What this task involves
Search the records for the word "NASDAQ" and report each line that has it.

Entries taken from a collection
>>
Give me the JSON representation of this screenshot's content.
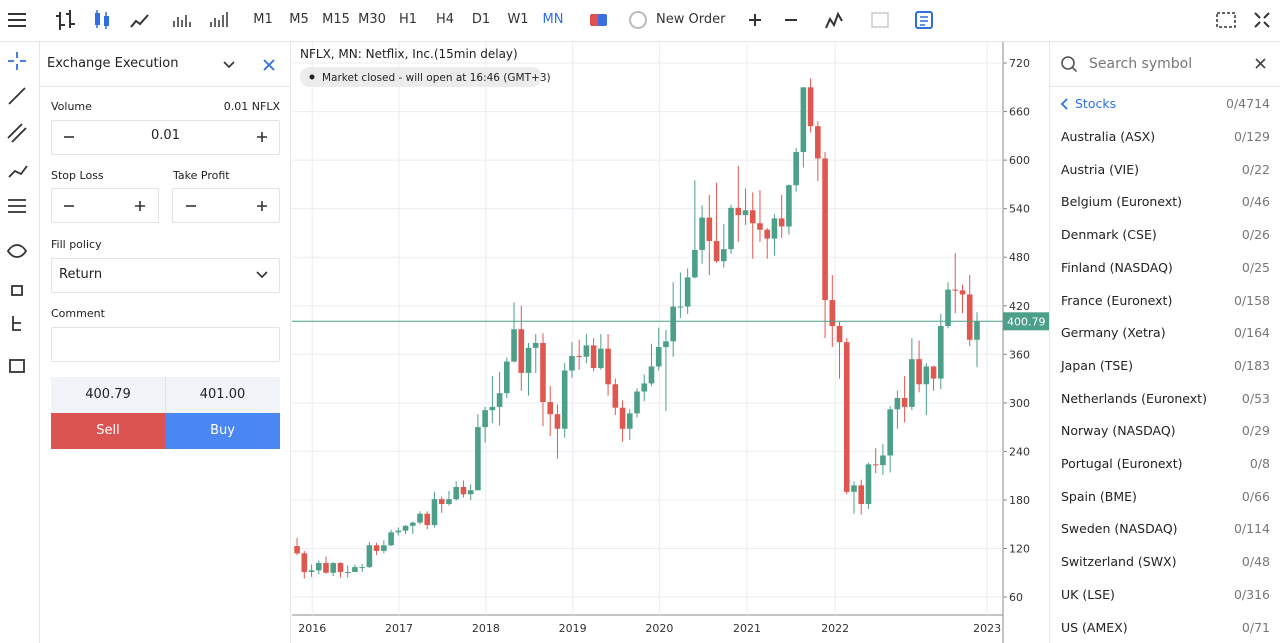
{
  "toolbar": {
    "timeframes": [
      "M1",
      "M5",
      "M15",
      "M30",
      "H1",
      "H4",
      "D1",
      "W1",
      "MN"
    ],
    "active_timeframe": 8,
    "new_order": "New Order"
  },
  "order_panel": {
    "title": "Exchange Execution",
    "volume_label": "Volume",
    "volume_unit": "0.01 NFLX",
    "volume": "0.01",
    "stop_loss": "Stop Loss",
    "take_profit": "Take Profit",
    "fill_policy_label": "Fill policy",
    "fill_policy": "Return",
    "comment": "Comment",
    "bid": "400.79",
    "ask": "401.00",
    "sell": "Sell",
    "buy": "Buy"
  },
  "chart_data": {
    "type": "candlestick",
    "title": "NFLX, MN: Netflix, Inc.(15min delay)",
    "status": "Market closed - will open at 16:46 (GMT+3)",
    "up_color": "#4c9f89",
    "down_color": "#e0574f",
    "grid": true,
    "ylim": [
      37.8,
      746
    ],
    "yticks": [
      60,
      120,
      180,
      240,
      300,
      360,
      420,
      480,
      540,
      600,
      660,
      720
    ],
    "xlim": [
      -0.7,
      97.6
    ],
    "xticks": [
      {
        "value": 2.1,
        "label": "2016"
      },
      {
        "value": 14.1,
        "label": "2017"
      },
      {
        "value": 26.1,
        "label": "2018"
      },
      {
        "value": 38.1,
        "label": "2019"
      },
      {
        "value": 50.1,
        "label": "2020"
      },
      {
        "value": 62.2,
        "label": "2021"
      },
      {
        "value": 74.4,
        "label": "2022"
      },
      {
        "value": 95.4,
        "label": "2023"
      }
    ],
    "candles": [
      [
        123,
        133,
        112,
        114
      ],
      [
        114,
        117,
        83,
        91
      ],
      [
        91,
        100,
        85,
        93
      ],
      [
        93,
        105,
        88,
        102
      ],
      [
        102,
        110,
        89,
        90
      ],
      [
        90,
        103,
        86,
        102
      ],
      [
        102,
        103,
        84,
        91
      ],
      [
        91,
        99,
        84,
        91
      ],
      [
        91,
        100,
        91,
        97
      ],
      [
        97,
        101,
        91,
        97
      ],
      [
        97,
        128,
        96,
        124
      ],
      [
        124,
        127,
        112,
        117
      ],
      [
        117,
        130,
        114,
        124
      ],
      [
        124,
        143,
        123,
        140
      ],
      [
        140,
        146,
        136,
        142
      ],
      [
        142,
        149,
        138,
        148
      ],
      [
        148,
        153,
        138,
        152
      ],
      [
        152,
        166,
        150,
        163
      ],
      [
        163,
        166,
        144,
        149
      ],
      [
        149,
        190,
        146,
        181
      ],
      [
        181,
        184,
        164,
        175
      ],
      [
        175,
        191,
        173,
        181
      ],
      [
        181,
        203,
        179,
        196
      ],
      [
        196,
        204,
        183,
        187
      ],
      [
        187,
        199,
        180,
        192
      ],
      [
        192,
        286,
        192,
        270
      ],
      [
        270,
        295,
        251,
        291
      ],
      [
        291,
        333,
        275,
        295
      ],
      [
        295,
        338,
        272,
        312
      ],
      [
        312,
        356,
        306,
        351
      ],
      [
        351,
        424,
        350,
        391
      ],
      [
        391,
        420,
        315,
        337
      ],
      [
        337,
        374,
        309,
        368
      ],
      [
        368,
        385,
        337,
        374
      ],
      [
        374,
        386,
        271,
        301
      ],
      [
        301,
        321,
        259,
        286
      ],
      [
        286,
        298,
        231,
        268
      ],
      [
        268,
        349,
        257,
        340
      ],
      [
        340,
        375,
        331,
        358
      ],
      [
        358,
        378,
        341,
        357
      ],
      [
        357,
        385,
        349,
        371
      ],
      [
        371,
        380,
        339,
        343
      ],
      [
        343,
        385,
        341,
        367
      ],
      [
        367,
        385,
        309,
        323
      ],
      [
        323,
        330,
        285,
        294
      ],
      [
        294,
        303,
        252,
        268
      ],
      [
        268,
        292,
        254,
        287
      ],
      [
        287,
        318,
        282,
        314
      ],
      [
        314,
        335,
        302,
        324
      ],
      [
        324,
        373,
        321,
        345
      ],
      [
        345,
        393,
        340,
        369
      ],
      [
        369,
        390,
        290,
        376
      ],
      [
        376,
        449,
        357,
        419
      ],
      [
        419,
        461,
        405,
        419
      ],
      [
        419,
        466,
        410,
        455
      ],
      [
        455,
        575,
        454,
        489
      ],
      [
        489,
        544,
        472,
        529
      ],
      [
        529,
        557,
        458,
        500
      ],
      [
        500,
        572,
        473,
        475
      ],
      [
        475,
        521,
        467,
        490
      ],
      [
        490,
        545,
        484,
        541
      ],
      [
        541,
        593,
        499,
        532
      ],
      [
        532,
        565,
        520,
        538
      ],
      [
        538,
        560,
        478,
        522
      ],
      [
        522,
        563,
        499,
        514
      ],
      [
        514,
        516,
        478,
        503
      ],
      [
        503,
        533,
        482,
        528
      ],
      [
        528,
        557,
        504,
        518
      ],
      [
        518,
        570,
        508,
        569
      ],
      [
        569,
        615,
        561,
        610
      ],
      [
        610,
        690,
        591,
        690
      ],
      [
        690,
        701,
        634,
        642
      ],
      [
        642,
        648,
        574,
        602
      ],
      [
        602,
        610,
        380,
        427
      ],
      [
        427,
        458,
        369,
        395
      ],
      [
        395,
        400,
        330,
        375
      ],
      [
        375,
        380,
        187,
        190
      ],
      [
        190,
        203,
        163,
        198
      ],
      [
        198,
        205,
        162,
        175
      ],
      [
        175,
        226,
        169,
        224
      ],
      [
        224,
        244,
        213,
        223
      ],
      [
        223,
        249,
        211,
        235
      ],
      [
        235,
        296,
        214,
        292
      ],
      [
        292,
        315,
        268,
        306
      ],
      [
        306,
        333,
        276,
        295
      ],
      [
        295,
        380,
        291,
        354
      ],
      [
        354,
        377,
        313,
        323
      ],
      [
        323,
        349,
        285,
        345
      ],
      [
        345,
        346,
        315,
        330
      ],
      [
        330,
        410,
        317,
        395
      ],
      [
        395,
        449,
        392,
        440
      ],
      [
        440,
        485,
        411,
        439
      ],
      [
        439,
        446,
        411,
        434
      ],
      [
        434,
        458,
        370,
        378
      ],
      [
        378,
        412,
        344,
        400.79
      ]
    ]
  },
  "symbols": {
    "search": "Search symbol",
    "group": "Stocks",
    "group_count": "0/4714",
    "items": [
      [
        "Australia (ASX)",
        "0/129"
      ],
      [
        "Austria (VIE)",
        "0/22"
      ],
      [
        "Belgium (Euronext)",
        "0/46"
      ],
      [
        "Denmark (CSE)",
        "0/26"
      ],
      [
        "Finland (NASDAQ)",
        "0/25"
      ],
      [
        "France (Euronext)",
        "0/158"
      ],
      [
        "Germany (Xetra)",
        "0/164"
      ],
      [
        "Japan (TSE)",
        "0/183"
      ],
      [
        "Netherlands (Euronext)",
        "0/53"
      ],
      [
        "Norway (NASDAQ)",
        "0/29"
      ],
      [
        "Portugal (Euronext)",
        "0/8"
      ],
      [
        "Spain (BME)",
        "0/66"
      ],
      [
        "Sweden (NASDAQ)",
        "0/114"
      ],
      [
        "Switzerland (SWX)",
        "0/48"
      ],
      [
        "UK (LSE)",
        "0/316"
      ],
      [
        "US (AMEX)",
        "0/71"
      ]
    ]
  }
}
<<
Output for this exercise
        "Finland (NASDAQ)",
        "Norway (NASDAQ)",
        "Sweden (NASDAQ)",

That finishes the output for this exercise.